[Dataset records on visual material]
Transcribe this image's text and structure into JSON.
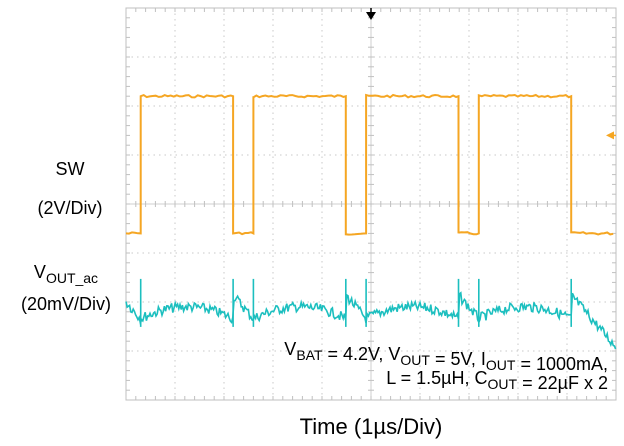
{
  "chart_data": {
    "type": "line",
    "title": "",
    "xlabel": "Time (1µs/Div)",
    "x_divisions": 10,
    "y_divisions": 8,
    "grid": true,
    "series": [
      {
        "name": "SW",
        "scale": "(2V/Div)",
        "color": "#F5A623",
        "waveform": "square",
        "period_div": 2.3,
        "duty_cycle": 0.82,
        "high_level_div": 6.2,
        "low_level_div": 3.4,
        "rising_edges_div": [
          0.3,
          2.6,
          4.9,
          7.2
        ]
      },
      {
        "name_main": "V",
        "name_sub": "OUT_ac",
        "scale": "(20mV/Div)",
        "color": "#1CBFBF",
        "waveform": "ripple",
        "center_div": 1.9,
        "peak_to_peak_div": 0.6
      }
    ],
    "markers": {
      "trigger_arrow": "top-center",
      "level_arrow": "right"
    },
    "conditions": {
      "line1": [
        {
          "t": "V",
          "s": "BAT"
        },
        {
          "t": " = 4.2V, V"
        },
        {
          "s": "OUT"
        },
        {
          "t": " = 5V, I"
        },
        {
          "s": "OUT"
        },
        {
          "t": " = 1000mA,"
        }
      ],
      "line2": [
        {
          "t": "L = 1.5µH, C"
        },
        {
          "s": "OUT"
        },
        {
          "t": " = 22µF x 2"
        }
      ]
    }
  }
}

# Task requirements
Every record above should be transcribed exactly; the pictures stay out of the copy.

# Complete response
Transcribe this image's text and structure into JSON.
{
  "chart_data": {
    "type": "line",
    "title": "",
    "xlabel": "Time (1µs/Div)",
    "x_divisions": 10,
    "y_divisions": 8,
    "grid": true,
    "series": [
      {
        "name": "SW",
        "scale": "(2V/Div)",
        "color": "#F5A623",
        "waveform": "square",
        "period_div": 2.3,
        "duty_cycle": 0.82,
        "high_level_div": 6.2,
        "low_level_div": 3.4,
        "rising_edges_div": [
          0.3,
          2.6,
          4.9,
          7.2
        ]
      },
      {
        "name_main": "V",
        "name_sub": "OUT_ac",
        "scale": "(20mV/Div)",
        "color": "#1CBFBF",
        "waveform": "ripple",
        "center_div": 1.9,
        "peak_to_peak_div": 0.6
      }
    ],
    "markers": {
      "trigger_arrow": "top-center",
      "level_arrow": "right"
    },
    "conditions": {
      "line1": [
        {
          "t": "V",
          "s": "BAT"
        },
        {
          "t": " = 4.2V, V"
        },
        {
          "s": "OUT"
        },
        {
          "t": " = 5V, I"
        },
        {
          "s": "OUT"
        },
        {
          "t": " = 1000mA,"
        }
      ],
      "line2": [
        {
          "t": "L = 1.5µH, C"
        },
        {
          "s": "OUT"
        },
        {
          "t": " = 22µF x 2"
        }
      ]
    }
  }
}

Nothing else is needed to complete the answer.